Source material
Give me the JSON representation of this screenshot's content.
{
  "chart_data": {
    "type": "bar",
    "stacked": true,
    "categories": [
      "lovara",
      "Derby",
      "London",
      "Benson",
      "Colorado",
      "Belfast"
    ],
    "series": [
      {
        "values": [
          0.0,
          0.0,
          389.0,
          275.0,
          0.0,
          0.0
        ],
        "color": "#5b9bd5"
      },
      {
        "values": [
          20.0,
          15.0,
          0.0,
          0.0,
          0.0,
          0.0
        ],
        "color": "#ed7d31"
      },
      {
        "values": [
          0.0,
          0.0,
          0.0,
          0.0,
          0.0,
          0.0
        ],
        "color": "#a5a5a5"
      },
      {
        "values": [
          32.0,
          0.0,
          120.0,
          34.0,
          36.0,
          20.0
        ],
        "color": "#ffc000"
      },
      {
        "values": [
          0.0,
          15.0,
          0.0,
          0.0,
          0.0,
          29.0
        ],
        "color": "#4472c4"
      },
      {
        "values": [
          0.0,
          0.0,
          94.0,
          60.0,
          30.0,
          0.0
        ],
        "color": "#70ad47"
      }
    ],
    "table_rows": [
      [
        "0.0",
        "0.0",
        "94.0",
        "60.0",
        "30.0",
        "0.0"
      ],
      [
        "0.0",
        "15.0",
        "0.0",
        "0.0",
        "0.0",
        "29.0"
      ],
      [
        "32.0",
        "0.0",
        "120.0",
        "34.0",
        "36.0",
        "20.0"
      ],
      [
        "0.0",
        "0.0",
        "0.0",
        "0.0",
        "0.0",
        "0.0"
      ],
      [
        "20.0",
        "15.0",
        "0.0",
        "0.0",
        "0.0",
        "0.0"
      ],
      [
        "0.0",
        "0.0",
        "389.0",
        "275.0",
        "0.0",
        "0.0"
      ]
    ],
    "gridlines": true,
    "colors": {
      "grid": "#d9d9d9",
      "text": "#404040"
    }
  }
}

Problem to solve
Give a word-for-word copy of the records.

Solution for this problem
Give me the JSON representation of this screenshot's content.
{
  "chart_data": {
    "type": "bar",
    "stacked": true,
    "categories": [
      "lovara",
      "Derby",
      "London",
      "Benson",
      "Colorado",
      "Belfast"
    ],
    "series": [
      {
        "values": [
          0.0,
          0.0,
          389.0,
          275.0,
          0.0,
          0.0
        ],
        "color": "#5b9bd5"
      },
      {
        "values": [
          20.0,
          15.0,
          0.0,
          0.0,
          0.0,
          0.0
        ],
        "color": "#ed7d31"
      },
      {
        "values": [
          0.0,
          0.0,
          0.0,
          0.0,
          0.0,
          0.0
        ],
        "color": "#a5a5a5"
      },
      {
        "values": [
          32.0,
          0.0,
          120.0,
          34.0,
          36.0,
          20.0
        ],
        "color": "#ffc000"
      },
      {
        "values": [
          0.0,
          15.0,
          0.0,
          0.0,
          0.0,
          29.0
        ],
        "color": "#4472c4"
      },
      {
        "values": [
          0.0,
          0.0,
          94.0,
          60.0,
          30.0,
          0.0
        ],
        "color": "#70ad47"
      }
    ],
    "table_rows": [
      [
        "0.0",
        "0.0",
        "94.0",
        "60.0",
        "30.0",
        "0.0"
      ],
      [
        "0.0",
        "15.0",
        "0.0",
        "0.0",
        "0.0",
        "29.0"
      ],
      [
        "32.0",
        "0.0",
        "120.0",
        "34.0",
        "36.0",
        "20.0"
      ],
      [
        "0.0",
        "0.0",
        "0.0",
        "0.0",
        "0.0",
        "0.0"
      ],
      [
        "20.0",
        "15.0",
        "0.0",
        "0.0",
        "0.0",
        "0.0"
      ],
      [
        "0.0",
        "0.0",
        "389.0",
        "275.0",
        "0.0",
        "0.0"
      ]
    ],
    "gridlines": true,
    "colors": {
      "grid": "#d9d9d9",
      "text": "#404040"
    }
  }
}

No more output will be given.